Directive 1: List every character named in the Plot section of the article on They Only Kill Their Masters, including animals.
Directive 2:
Using the article on They Only Kill Their Masters, decide whether each statement agrees with it, and quote the words that settle each one:
(a) The film has a running time of 97 minutes.
(b) The pathologist finds that Jenny Campbell drowned in plain salt water from the ocean.
(c) Kate Bingham is the veterinarian who tranquilized the dog.
Directive 3: Reproduce the part of the article on They Only Kill Their Masters between "1972 film by" and "her beachfront home.", inclusive.

##### Text passage

- Directed by: James Goldstone
- Written by: Lane Slate
- Produced by: William Belasco
- Starring: James Garner Katharine Ross Hal Holbrook Harry Guardino June Allyson Christopher Connelly Tom Ewell Peter Lawford Edmond O'Brien Arthur O'Connell Ann Rutherford
- Cinematography: Michel Hugo
- Edited by: Edward A. Biery
- Music by: Perry Botkin Jr.
- Distributed by: Metro-Goldwyn-Mayer
- Release date: November 22, 1972;
- Running time: 97 minutes
- Country: United States
- Language: English
- Box office: $1,005,000 (US/ Canada rentals)

= They Only Kill Their Masters =

1972 film by James Goldstone

They Only Kill Their Masters is a 1972 American mystery comedy film directed by James Goldstone, written by Lane Slate, and starring James Garner and Katharine Ross, with a supporting cast featuring Hal Holbrook, June Allyson, Tom Ewell, Peter Lawford, Edmond O'Brien, Ann Rutherford, and Arthur O'Connell. The title refers to Doberman dogs that might have been responsible for a woman's murder currently under investigation by the local police chief (Garner). Garner wrote in his memoirs that "I'd rather not talk about" the film.

==Plot==
In the sleepy California coastal town of Eden Landing, police chief Abel Marsh returns from vacation to learn that divorcée Jenny Campbell has been killed by her pet Doberman, Murphy, on the shore of her beachfront home.

Abel visits Dr. Warren Watkins, the veterinarian who tranquilized the dog when it was found over Jenny's dead body. Abel meets Watkins' new nurse, Kate Bingham, who objects to the dog being euthanized. Sarcastically telling Abel that "they only kill their masters," she shows him how Murphy responds readily to voice commands. When she says that dogs usually attack the throat, Abel wonders why the dead woman's bites were only on her extremities, and he orders an autopsy. The pathologist discovers that Jenny died from drowning in fresh water laced with salt. He also learns that Jenny was pregnant. Abel realizes that Murphy did not cause her death, and that her injuries came from the dog pulling her dead body out of the ocean.

##########
##### Records supplied

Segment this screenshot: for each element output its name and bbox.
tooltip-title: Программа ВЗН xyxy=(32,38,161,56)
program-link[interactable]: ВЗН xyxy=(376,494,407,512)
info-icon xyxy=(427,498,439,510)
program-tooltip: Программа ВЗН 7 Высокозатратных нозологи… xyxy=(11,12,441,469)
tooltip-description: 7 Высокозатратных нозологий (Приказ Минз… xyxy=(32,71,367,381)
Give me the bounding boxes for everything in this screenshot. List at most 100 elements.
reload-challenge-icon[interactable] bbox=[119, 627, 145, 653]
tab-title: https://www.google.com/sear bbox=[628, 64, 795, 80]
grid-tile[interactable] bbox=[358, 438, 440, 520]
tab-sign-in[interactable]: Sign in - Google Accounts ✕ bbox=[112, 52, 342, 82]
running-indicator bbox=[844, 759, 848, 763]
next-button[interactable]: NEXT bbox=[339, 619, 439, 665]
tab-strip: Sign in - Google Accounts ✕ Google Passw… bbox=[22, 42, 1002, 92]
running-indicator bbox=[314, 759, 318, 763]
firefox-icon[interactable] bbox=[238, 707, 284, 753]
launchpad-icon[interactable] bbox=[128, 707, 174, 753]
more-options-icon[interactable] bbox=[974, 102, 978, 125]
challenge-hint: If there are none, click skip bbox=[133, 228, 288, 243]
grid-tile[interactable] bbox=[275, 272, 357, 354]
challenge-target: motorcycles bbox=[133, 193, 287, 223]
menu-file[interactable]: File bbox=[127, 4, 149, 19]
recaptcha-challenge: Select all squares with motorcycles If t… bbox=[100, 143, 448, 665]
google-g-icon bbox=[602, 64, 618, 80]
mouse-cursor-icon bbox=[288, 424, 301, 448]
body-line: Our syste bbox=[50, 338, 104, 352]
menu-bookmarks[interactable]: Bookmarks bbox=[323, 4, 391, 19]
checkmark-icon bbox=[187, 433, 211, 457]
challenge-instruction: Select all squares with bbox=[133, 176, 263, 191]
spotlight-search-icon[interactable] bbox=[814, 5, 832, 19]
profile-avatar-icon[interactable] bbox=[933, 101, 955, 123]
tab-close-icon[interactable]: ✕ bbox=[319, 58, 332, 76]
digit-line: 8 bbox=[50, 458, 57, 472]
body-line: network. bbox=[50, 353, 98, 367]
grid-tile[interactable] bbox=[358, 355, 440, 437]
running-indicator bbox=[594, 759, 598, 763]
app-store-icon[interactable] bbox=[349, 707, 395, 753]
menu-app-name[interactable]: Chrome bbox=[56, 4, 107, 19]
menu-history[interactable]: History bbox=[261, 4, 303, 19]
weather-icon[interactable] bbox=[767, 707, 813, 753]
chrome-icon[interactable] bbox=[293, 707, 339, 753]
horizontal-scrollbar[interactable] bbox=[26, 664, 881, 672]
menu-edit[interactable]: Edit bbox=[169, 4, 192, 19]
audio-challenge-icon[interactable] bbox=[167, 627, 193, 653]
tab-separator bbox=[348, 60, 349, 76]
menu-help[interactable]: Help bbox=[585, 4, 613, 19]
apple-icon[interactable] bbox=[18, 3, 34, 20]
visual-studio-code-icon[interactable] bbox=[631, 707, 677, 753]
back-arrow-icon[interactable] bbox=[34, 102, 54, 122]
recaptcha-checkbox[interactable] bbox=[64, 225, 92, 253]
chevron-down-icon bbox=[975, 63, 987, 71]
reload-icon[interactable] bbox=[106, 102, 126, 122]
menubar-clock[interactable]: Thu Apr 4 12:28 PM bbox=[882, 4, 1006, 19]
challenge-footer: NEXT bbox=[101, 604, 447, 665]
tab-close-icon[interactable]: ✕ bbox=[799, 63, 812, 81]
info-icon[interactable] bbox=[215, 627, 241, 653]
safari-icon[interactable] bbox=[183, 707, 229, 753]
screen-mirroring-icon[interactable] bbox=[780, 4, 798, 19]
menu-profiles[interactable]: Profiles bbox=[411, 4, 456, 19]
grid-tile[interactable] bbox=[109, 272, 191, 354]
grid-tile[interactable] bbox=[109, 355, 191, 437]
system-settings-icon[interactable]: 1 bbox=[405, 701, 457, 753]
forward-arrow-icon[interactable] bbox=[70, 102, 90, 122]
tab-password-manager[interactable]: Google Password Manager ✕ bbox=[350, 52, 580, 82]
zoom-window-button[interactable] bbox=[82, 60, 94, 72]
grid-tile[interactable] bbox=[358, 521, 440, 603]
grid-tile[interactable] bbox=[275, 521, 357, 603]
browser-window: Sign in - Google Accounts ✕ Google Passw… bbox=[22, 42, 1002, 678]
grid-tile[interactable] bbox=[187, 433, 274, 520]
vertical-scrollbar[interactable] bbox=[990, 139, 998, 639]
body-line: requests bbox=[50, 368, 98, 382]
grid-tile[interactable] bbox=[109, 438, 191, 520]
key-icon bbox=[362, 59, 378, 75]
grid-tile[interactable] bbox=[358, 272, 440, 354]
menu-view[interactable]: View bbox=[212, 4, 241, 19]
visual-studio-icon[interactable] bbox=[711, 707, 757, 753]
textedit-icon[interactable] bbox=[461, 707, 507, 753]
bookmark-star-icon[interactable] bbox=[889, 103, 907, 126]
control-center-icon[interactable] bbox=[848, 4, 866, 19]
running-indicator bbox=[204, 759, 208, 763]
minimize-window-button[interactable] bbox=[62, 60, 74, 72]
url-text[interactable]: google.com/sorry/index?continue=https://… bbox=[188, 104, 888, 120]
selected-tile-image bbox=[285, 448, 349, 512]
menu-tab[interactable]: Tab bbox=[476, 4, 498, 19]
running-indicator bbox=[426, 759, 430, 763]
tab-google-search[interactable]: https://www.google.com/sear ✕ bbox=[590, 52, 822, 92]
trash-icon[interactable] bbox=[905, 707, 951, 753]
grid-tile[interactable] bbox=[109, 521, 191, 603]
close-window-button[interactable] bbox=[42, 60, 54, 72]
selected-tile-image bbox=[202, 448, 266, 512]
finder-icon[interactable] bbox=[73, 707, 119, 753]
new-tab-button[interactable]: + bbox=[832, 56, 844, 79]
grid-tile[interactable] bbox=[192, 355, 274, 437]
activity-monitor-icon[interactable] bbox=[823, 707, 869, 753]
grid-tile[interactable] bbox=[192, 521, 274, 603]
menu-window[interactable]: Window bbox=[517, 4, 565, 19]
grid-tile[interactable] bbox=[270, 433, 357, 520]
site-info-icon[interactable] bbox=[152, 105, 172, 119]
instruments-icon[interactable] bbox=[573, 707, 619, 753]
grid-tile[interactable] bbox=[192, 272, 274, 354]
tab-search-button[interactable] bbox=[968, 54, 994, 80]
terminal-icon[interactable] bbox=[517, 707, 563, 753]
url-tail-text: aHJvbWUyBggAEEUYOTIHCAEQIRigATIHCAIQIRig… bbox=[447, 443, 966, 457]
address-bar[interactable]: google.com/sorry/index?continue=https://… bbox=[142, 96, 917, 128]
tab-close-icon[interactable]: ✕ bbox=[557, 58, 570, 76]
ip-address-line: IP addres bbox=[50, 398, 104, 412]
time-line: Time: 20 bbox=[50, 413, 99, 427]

##########

Exercise output 1:
Abel Marsh
Jenny Campbell
Murphy
Warren Watkins
Kate Bingham

Exercise output 2:
(a) Yes: "Running time: 97 minutes"
(b) No: "Jenny died from drowning in fresh water laced with salt"
(c) No: "Dr. Warren Watkins, the veterinarian who tranquilized the dog" and "Watkins' new nurse, Kate Bingham"

Exercise output 3:
1972 film by James Goldstone

They Only Kill Their Masters is a 1972 American mystery comedy film directed by James Goldstone, written by Lane Slate, and starring James Garner and Katharine Ross, with a supporting cast featuring Hal Holbrook, June Allyson, Tom Ewell, Peter Lawford, Edmond O'Brien, Ann Rutherford, and Arthur O'Connell. The title refers to Doberman dogs that might have been responsible for a woman's murder currently under investigation by the local police chief (Garner). Garner wrote in his memoirs that "I'd rather not talk about" the film.

==Plot==
In the sleepy California coastal town of Eden Landing, police chief Abel Marsh returns from vacation to learn that divorcée Jenny Campbell has been killed by her pet Doberman, Murphy, on the shore of her beachfront home.